PROBLEM REQUIREMENTS> Identify each line in the records below that contains the word "JSON", and copy it.

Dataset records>
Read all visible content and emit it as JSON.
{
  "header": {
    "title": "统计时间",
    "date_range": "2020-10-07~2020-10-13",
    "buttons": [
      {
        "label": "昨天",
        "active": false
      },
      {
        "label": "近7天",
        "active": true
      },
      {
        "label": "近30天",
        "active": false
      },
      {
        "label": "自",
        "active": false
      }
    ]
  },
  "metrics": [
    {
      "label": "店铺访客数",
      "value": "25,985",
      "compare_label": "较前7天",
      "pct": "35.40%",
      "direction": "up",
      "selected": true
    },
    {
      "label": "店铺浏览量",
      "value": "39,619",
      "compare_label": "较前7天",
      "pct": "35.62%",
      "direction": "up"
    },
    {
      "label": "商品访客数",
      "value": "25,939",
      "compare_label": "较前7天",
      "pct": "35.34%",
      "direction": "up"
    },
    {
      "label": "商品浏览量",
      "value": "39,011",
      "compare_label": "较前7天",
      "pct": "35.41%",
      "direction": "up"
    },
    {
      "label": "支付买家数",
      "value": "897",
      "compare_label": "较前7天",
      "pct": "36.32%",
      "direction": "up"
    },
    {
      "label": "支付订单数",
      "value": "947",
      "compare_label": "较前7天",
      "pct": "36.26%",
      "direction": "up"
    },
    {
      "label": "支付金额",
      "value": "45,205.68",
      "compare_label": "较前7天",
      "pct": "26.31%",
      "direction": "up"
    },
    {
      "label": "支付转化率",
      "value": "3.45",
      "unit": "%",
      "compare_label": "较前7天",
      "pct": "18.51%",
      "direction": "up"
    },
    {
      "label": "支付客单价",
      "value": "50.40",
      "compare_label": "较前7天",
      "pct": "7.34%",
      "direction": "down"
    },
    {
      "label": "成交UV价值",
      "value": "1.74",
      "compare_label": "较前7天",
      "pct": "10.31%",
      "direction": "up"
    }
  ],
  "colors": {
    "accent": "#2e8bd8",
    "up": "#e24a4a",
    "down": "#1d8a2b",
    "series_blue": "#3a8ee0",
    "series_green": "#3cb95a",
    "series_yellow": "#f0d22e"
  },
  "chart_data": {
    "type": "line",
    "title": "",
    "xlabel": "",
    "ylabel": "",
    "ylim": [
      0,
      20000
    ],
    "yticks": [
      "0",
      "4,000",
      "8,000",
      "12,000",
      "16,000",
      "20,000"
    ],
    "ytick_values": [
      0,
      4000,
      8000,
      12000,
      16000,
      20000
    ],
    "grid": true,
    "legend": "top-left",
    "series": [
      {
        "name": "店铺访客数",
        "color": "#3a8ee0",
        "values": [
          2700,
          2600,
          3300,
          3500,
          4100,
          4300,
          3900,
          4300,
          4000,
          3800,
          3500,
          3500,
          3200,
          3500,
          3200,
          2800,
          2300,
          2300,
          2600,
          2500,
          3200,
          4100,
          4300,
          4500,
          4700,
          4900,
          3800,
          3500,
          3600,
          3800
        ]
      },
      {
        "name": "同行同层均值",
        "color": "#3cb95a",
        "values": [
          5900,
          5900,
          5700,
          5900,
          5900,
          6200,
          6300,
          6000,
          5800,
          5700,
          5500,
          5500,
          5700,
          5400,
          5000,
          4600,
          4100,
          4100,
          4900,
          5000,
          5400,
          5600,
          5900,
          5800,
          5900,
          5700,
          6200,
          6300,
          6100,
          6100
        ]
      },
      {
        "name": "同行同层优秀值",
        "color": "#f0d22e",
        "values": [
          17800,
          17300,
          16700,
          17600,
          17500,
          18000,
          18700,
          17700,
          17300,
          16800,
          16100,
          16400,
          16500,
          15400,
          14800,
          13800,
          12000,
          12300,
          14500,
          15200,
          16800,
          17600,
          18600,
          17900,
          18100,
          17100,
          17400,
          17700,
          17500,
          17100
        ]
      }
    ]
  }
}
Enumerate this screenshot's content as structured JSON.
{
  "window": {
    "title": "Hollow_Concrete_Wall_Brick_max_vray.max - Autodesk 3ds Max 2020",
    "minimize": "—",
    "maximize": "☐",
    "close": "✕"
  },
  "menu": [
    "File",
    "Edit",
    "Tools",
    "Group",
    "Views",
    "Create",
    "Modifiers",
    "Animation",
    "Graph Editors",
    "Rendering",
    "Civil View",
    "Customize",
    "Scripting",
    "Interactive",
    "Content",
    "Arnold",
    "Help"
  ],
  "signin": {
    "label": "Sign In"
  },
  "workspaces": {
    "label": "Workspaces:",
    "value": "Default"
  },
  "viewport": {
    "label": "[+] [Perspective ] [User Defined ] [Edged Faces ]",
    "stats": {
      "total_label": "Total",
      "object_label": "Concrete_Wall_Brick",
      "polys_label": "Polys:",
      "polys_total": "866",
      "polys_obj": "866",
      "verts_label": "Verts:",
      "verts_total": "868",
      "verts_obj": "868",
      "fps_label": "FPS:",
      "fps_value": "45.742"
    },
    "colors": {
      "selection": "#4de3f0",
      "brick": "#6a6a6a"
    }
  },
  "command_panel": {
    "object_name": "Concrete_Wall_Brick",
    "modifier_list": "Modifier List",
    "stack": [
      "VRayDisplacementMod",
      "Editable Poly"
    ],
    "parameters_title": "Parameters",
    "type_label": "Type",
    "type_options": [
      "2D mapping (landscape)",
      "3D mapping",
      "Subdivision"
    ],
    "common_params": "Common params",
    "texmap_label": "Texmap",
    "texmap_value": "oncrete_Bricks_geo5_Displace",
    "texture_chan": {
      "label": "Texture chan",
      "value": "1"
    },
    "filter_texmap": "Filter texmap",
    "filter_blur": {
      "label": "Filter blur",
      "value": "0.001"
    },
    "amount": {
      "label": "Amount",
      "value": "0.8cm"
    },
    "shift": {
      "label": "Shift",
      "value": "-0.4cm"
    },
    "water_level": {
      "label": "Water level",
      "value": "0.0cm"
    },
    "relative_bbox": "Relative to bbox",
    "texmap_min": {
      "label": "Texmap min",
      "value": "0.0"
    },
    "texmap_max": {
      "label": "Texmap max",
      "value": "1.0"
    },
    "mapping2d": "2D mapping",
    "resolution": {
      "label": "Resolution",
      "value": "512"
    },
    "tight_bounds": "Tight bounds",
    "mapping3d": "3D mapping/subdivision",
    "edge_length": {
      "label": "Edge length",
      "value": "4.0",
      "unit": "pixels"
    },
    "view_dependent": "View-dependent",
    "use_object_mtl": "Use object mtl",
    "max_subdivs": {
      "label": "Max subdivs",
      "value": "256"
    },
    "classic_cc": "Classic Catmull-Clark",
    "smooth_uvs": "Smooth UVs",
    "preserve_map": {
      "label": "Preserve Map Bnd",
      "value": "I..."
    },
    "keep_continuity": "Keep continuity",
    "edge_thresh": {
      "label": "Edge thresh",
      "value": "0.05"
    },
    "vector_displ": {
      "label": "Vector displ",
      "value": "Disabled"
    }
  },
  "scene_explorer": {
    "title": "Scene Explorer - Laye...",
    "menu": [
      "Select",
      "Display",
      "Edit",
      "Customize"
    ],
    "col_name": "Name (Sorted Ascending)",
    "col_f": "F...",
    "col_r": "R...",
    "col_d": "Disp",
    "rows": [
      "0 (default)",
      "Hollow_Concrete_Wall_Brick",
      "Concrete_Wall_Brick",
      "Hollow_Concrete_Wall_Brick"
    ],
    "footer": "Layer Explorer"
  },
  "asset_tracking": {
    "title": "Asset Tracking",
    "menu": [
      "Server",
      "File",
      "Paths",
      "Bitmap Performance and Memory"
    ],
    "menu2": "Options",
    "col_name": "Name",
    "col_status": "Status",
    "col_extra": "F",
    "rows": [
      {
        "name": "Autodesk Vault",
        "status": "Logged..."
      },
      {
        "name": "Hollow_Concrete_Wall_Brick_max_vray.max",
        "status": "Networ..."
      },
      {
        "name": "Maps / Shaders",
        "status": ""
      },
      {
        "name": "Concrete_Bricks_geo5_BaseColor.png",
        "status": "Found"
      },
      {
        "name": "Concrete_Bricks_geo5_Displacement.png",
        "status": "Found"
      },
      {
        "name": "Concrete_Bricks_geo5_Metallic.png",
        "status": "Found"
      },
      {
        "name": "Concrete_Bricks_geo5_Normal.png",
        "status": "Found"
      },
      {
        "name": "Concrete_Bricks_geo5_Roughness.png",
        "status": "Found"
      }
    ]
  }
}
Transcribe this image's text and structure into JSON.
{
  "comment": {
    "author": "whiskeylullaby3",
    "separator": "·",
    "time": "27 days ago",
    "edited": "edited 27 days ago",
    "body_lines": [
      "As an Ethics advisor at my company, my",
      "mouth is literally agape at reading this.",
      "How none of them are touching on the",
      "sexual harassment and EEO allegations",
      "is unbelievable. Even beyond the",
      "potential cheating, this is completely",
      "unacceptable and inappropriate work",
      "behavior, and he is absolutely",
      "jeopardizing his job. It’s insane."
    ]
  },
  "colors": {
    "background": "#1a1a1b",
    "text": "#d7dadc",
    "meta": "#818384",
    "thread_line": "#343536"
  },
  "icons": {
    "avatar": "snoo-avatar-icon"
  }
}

RESPONSE TO THIS EXERCISE>
Read all visible content and emit it as JSON.
Enumerate this screenshot's content as structured JSON.
Transcribe this image's text and structure into JSON.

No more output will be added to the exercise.